- [EXERCISE]:
Only the number is wanted: count the lines that include the word "geral".

* Begin EXTRACTED RECORDS *

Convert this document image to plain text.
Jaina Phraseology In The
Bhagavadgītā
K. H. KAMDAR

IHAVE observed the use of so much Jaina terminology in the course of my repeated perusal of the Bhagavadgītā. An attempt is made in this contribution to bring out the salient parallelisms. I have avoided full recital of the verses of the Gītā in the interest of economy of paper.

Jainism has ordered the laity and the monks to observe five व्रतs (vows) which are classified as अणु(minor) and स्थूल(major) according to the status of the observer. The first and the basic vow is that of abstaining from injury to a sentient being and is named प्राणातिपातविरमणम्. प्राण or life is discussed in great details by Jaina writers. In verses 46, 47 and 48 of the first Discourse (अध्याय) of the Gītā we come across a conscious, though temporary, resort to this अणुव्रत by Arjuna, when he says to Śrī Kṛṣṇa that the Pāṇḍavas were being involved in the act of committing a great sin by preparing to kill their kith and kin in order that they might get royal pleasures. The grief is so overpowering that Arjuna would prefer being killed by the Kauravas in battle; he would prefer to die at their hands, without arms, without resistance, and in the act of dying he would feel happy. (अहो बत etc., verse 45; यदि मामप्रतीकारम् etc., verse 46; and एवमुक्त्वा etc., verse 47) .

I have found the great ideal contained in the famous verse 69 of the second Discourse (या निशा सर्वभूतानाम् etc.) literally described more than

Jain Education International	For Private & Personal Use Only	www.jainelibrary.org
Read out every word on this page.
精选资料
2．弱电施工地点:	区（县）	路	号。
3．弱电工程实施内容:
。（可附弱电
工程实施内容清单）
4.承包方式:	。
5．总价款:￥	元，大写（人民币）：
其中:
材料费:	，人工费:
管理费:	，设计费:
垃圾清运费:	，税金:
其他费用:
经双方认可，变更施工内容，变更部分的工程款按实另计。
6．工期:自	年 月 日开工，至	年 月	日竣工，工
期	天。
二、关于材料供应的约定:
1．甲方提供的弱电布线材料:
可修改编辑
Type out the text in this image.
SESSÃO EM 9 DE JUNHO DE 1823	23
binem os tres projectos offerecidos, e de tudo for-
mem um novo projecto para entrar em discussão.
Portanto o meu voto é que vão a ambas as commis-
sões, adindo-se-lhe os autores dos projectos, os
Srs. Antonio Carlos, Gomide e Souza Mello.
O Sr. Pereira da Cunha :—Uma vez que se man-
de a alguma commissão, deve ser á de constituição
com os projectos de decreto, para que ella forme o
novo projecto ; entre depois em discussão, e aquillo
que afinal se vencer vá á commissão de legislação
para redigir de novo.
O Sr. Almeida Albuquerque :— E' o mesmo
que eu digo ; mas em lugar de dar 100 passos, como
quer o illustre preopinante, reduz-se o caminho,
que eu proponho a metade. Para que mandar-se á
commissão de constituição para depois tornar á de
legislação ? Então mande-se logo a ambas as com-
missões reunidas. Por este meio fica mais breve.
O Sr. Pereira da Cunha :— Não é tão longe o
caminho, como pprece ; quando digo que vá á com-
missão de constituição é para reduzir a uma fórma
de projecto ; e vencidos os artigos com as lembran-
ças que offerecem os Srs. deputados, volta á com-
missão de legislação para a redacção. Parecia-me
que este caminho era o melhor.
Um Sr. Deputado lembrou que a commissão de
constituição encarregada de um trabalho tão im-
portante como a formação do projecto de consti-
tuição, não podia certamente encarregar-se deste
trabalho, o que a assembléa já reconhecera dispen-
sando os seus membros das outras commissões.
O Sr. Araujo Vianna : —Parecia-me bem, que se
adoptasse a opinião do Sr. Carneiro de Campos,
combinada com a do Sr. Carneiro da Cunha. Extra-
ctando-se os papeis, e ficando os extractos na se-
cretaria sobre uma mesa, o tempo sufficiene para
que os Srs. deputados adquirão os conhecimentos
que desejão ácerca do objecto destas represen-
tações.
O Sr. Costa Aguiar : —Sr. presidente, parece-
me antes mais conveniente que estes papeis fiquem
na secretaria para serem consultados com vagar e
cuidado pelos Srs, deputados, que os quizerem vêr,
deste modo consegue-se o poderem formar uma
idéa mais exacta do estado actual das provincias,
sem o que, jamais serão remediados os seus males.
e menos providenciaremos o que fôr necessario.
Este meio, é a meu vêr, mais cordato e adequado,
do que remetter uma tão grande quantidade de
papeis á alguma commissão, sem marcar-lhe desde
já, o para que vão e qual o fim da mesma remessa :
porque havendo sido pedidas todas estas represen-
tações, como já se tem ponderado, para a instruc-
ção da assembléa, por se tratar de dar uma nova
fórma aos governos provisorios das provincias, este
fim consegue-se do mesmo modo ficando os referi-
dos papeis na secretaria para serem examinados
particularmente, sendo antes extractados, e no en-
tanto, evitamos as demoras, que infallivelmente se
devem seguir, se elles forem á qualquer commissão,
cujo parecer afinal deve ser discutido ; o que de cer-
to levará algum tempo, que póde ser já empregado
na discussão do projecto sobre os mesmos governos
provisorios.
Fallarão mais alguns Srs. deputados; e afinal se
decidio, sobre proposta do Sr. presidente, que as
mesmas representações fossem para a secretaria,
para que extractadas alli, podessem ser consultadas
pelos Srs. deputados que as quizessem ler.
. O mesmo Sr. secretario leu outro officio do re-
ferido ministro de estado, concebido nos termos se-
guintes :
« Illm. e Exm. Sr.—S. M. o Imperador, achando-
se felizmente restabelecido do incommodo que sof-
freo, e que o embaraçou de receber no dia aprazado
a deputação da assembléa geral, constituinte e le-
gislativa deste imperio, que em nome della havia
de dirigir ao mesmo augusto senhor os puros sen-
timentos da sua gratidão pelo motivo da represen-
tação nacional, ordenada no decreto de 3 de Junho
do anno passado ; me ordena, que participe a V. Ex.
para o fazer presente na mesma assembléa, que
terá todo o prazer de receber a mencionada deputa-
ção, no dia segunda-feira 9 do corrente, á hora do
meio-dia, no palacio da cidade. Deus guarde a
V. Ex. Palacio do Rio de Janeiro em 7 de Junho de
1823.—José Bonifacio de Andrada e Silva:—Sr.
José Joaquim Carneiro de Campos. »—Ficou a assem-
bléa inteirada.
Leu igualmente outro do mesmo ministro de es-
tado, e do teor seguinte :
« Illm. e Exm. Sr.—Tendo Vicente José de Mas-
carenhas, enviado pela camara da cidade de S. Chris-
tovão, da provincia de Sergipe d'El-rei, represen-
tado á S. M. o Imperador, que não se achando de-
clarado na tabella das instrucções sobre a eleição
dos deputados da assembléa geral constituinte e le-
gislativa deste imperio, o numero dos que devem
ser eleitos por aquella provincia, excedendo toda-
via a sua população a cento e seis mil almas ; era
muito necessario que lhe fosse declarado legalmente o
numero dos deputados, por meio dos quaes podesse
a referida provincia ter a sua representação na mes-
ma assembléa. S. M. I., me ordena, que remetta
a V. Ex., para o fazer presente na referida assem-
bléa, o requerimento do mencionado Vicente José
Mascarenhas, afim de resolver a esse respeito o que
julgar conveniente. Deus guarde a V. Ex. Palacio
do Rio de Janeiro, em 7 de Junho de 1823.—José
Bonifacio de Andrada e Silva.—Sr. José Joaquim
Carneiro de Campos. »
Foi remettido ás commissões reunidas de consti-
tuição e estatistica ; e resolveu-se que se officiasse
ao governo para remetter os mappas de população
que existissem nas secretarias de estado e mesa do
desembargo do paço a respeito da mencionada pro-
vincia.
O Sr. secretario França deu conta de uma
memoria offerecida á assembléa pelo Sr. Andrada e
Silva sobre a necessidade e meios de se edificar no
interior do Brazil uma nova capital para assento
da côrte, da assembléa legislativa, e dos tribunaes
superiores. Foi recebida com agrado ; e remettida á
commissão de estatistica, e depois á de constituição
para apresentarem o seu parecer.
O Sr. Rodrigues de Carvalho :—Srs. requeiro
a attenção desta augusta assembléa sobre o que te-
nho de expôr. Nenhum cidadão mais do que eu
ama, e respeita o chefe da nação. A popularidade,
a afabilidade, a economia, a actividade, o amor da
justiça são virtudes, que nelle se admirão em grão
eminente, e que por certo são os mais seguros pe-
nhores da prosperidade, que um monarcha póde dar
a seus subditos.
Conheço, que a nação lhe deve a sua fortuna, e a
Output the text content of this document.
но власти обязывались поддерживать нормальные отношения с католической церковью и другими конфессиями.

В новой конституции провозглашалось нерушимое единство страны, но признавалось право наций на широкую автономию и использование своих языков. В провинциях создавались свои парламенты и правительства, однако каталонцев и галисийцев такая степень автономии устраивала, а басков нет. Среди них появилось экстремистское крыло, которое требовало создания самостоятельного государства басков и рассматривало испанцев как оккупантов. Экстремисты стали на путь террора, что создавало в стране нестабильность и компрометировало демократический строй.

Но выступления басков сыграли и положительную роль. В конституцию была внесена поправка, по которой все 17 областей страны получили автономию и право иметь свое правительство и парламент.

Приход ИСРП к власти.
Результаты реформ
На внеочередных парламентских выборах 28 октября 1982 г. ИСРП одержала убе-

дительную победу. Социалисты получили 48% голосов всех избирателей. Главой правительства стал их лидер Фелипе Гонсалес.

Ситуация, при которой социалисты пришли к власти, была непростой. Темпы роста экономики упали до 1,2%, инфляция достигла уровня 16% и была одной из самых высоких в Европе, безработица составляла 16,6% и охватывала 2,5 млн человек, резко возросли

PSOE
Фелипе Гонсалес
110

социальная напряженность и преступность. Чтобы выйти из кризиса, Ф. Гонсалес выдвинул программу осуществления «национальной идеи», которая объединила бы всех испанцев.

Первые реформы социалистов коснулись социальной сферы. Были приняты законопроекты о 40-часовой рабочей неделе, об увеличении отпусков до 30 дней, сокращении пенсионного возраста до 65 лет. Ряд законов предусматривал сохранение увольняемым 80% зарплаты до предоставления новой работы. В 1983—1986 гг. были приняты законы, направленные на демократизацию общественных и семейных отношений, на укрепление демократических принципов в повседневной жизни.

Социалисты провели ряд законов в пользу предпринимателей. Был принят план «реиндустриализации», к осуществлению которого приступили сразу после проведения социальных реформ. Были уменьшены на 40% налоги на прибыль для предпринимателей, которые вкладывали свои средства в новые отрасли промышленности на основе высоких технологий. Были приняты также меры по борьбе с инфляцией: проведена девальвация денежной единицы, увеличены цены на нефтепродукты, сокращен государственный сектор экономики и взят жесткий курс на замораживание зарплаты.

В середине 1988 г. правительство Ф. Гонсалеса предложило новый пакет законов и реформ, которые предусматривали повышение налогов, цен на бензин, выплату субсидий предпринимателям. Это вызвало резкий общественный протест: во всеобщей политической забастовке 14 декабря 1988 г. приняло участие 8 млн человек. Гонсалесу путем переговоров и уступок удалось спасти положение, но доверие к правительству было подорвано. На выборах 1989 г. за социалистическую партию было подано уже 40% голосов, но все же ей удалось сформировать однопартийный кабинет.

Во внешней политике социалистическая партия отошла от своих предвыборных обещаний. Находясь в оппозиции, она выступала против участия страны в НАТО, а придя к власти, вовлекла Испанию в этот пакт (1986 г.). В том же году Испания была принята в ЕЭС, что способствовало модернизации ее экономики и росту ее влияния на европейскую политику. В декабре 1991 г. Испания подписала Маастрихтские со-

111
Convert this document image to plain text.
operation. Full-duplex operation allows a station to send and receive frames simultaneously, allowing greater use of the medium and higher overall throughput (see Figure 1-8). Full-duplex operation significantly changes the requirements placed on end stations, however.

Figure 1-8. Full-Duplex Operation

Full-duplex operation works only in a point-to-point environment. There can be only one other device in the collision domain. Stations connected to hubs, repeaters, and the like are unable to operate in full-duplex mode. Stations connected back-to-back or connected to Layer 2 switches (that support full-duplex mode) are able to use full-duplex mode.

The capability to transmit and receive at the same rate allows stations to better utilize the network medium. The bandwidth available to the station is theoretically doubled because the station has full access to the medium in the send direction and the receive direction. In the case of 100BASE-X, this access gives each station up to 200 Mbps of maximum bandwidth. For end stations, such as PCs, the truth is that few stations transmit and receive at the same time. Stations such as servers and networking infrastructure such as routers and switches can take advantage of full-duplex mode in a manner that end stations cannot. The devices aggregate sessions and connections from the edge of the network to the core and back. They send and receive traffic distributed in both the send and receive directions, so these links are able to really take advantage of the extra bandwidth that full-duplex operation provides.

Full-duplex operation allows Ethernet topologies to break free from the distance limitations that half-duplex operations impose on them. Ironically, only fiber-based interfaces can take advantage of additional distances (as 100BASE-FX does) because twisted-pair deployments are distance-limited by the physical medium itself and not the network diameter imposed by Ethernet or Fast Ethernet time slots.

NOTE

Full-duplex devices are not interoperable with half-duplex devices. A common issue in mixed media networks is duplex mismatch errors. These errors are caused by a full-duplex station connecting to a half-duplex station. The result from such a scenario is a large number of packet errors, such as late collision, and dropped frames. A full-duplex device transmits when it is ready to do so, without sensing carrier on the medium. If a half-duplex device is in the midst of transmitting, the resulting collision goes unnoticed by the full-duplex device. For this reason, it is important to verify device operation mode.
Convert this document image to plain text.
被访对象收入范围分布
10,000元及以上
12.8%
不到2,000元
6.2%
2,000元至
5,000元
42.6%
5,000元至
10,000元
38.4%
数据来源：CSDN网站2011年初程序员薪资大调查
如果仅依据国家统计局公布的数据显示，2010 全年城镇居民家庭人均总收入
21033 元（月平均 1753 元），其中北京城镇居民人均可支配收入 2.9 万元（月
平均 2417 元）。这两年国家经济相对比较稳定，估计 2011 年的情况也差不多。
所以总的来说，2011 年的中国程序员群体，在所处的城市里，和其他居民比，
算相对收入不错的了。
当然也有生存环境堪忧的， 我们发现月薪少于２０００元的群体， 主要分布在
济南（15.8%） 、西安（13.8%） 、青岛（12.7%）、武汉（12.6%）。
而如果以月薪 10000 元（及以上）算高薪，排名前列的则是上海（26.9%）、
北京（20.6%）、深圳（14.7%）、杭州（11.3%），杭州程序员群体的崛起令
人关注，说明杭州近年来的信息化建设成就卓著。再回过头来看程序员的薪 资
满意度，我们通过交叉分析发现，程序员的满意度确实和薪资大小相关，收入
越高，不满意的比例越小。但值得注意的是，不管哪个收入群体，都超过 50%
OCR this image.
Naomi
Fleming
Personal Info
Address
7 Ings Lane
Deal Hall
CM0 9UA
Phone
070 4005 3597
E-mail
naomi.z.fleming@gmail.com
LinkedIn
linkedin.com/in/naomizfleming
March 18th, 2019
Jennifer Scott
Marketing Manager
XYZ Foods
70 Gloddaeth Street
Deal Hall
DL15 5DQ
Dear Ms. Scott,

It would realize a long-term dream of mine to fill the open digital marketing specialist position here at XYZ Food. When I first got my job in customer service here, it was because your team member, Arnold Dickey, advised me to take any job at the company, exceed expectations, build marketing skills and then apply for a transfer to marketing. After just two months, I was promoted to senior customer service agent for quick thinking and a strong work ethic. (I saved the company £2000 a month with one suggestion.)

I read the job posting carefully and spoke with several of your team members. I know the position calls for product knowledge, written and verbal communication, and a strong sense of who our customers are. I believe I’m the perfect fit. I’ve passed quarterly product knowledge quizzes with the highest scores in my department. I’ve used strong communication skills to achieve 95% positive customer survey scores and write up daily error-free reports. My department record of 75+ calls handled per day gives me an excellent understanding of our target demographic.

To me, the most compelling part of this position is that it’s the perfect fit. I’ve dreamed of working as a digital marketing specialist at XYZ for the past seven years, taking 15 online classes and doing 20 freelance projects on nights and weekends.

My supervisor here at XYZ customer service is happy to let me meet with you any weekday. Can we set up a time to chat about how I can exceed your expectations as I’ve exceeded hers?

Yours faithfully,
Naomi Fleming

* End EXTRACTED RECORDS *

- [THE REPLY]:
2